What you will do: Determine how many lines contain the string "desk" and reply with that number alone.

Records from a dataset:
* * *

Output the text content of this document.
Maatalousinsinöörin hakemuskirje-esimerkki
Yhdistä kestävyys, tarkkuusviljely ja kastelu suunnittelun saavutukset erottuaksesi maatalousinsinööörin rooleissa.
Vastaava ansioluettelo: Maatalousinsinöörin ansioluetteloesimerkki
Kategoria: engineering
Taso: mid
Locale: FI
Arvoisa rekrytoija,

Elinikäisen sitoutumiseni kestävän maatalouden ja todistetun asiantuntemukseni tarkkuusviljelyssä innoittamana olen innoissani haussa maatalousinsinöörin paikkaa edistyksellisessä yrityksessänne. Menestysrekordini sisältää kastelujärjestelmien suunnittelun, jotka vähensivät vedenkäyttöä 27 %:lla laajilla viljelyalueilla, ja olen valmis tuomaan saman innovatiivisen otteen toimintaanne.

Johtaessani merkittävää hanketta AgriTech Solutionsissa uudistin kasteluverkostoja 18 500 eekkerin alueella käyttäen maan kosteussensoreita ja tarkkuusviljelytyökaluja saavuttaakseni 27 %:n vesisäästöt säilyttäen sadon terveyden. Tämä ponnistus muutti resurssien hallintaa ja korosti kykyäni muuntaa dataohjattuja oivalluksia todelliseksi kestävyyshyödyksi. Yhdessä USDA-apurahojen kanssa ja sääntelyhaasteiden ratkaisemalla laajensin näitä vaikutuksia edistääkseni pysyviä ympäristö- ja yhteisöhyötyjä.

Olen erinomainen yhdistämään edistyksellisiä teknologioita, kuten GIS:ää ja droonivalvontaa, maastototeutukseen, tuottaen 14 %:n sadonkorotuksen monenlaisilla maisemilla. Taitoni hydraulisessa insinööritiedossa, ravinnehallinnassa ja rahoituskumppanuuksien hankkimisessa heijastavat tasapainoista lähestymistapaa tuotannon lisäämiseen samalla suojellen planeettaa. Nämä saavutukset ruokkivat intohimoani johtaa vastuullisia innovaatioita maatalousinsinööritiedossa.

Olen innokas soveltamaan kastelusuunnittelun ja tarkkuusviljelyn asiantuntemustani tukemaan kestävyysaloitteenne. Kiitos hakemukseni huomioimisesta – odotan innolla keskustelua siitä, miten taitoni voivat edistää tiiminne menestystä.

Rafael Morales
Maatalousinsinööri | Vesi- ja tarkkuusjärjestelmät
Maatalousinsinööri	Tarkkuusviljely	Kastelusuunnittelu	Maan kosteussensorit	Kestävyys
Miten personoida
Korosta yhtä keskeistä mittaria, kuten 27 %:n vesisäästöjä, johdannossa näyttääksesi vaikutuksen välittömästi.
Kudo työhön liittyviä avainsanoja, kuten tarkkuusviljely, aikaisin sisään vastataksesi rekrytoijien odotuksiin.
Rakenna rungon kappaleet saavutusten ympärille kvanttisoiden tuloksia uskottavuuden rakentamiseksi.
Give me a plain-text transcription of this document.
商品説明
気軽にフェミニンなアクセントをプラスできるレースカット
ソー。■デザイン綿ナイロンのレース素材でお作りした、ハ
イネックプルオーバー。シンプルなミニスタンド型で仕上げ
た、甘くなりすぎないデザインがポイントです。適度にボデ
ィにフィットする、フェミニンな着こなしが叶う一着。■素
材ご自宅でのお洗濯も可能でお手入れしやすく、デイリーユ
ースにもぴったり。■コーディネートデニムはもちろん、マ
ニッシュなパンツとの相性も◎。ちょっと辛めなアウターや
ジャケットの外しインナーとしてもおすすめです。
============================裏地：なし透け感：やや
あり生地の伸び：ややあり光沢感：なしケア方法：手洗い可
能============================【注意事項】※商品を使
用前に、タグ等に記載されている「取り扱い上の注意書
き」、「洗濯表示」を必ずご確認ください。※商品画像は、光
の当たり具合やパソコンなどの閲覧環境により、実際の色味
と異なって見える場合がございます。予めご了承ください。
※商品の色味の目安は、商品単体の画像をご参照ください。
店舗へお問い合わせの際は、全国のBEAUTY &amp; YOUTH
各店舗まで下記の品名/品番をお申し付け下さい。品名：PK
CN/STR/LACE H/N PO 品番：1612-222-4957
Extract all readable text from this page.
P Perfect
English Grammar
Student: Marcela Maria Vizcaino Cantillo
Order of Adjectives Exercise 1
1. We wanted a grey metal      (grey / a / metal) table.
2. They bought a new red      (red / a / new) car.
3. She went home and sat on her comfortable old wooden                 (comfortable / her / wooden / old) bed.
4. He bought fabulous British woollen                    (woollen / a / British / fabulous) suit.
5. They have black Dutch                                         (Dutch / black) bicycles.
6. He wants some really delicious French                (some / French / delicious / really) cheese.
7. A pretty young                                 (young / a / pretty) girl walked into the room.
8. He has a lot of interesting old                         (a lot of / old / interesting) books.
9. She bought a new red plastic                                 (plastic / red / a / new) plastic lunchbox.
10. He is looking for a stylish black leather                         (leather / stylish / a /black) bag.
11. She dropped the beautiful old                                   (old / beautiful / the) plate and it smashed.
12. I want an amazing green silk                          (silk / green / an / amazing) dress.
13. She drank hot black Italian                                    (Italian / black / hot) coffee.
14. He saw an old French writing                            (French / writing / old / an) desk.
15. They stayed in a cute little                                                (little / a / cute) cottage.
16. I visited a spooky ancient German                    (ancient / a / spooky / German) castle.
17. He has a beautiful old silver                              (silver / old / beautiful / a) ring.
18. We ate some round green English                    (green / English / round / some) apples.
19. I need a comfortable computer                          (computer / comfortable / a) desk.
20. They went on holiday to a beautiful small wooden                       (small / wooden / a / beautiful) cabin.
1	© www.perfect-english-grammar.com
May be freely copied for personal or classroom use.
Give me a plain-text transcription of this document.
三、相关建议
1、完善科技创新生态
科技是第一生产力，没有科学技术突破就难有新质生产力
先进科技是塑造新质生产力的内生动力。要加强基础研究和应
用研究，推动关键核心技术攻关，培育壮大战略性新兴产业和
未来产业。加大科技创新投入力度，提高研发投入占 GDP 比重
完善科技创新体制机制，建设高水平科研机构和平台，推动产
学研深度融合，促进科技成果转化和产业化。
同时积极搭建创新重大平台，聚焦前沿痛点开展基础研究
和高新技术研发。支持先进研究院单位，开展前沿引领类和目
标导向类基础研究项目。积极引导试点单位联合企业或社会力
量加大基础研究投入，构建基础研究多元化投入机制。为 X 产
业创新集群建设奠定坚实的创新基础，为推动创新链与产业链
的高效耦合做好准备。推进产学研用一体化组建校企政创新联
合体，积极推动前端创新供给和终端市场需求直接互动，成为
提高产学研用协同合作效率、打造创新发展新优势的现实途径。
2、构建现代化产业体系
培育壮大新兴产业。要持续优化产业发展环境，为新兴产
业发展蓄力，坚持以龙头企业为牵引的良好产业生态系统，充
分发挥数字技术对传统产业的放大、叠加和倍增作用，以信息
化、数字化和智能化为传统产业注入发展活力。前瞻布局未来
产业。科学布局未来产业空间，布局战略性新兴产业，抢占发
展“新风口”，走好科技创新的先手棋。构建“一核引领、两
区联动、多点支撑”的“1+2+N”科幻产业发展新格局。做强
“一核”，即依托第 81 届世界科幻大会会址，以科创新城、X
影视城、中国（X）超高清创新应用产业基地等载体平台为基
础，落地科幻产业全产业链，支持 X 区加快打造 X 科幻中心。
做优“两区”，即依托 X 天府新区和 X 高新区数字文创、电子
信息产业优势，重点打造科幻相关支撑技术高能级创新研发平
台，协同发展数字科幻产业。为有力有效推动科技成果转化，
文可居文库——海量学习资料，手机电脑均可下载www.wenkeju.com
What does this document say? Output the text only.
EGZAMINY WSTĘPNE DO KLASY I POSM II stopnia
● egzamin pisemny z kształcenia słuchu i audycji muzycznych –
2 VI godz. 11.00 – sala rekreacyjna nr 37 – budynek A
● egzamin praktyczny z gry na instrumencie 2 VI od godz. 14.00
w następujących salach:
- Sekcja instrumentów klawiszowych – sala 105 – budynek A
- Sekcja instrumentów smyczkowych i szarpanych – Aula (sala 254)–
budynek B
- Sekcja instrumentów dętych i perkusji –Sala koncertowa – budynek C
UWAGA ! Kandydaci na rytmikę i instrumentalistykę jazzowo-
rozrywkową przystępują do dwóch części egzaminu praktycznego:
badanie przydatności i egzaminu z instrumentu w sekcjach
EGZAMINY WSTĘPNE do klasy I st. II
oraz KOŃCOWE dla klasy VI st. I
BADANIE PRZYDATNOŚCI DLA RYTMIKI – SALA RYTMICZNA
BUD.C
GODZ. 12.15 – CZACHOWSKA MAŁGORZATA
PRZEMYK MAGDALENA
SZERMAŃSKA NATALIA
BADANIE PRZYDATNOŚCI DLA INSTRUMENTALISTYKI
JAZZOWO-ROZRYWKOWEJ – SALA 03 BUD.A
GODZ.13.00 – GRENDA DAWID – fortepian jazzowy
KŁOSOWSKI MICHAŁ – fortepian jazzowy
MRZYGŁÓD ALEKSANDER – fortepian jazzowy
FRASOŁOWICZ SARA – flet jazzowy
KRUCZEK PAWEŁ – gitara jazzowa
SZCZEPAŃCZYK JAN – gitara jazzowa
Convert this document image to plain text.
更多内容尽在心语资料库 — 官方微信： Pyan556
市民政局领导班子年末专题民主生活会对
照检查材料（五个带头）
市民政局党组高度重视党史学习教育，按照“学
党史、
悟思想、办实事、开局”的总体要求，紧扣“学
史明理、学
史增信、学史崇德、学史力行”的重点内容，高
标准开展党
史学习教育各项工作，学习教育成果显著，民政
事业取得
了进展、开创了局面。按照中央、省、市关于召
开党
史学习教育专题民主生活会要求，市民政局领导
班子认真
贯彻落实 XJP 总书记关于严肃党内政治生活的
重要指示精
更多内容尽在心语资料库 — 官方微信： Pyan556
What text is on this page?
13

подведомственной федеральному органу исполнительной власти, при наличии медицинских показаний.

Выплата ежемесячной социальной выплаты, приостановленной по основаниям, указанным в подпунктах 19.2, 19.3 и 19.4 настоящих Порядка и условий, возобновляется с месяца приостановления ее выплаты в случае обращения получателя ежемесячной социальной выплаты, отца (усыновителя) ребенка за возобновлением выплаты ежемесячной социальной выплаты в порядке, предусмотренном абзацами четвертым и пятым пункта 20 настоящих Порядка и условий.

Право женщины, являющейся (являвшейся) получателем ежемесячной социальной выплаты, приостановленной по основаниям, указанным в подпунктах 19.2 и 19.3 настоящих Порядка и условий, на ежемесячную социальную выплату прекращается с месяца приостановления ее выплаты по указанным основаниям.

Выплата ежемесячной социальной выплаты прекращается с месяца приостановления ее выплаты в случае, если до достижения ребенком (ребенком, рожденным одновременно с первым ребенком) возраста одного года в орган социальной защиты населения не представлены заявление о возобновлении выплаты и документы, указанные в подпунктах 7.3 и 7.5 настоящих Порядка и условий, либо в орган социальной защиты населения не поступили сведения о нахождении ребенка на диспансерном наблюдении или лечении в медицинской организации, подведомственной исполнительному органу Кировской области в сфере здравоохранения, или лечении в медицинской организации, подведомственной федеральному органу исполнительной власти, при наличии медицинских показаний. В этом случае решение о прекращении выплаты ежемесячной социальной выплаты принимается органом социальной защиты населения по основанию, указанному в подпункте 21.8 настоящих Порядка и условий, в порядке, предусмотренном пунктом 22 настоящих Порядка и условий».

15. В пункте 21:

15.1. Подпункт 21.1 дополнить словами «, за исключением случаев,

* * *

Reply: 2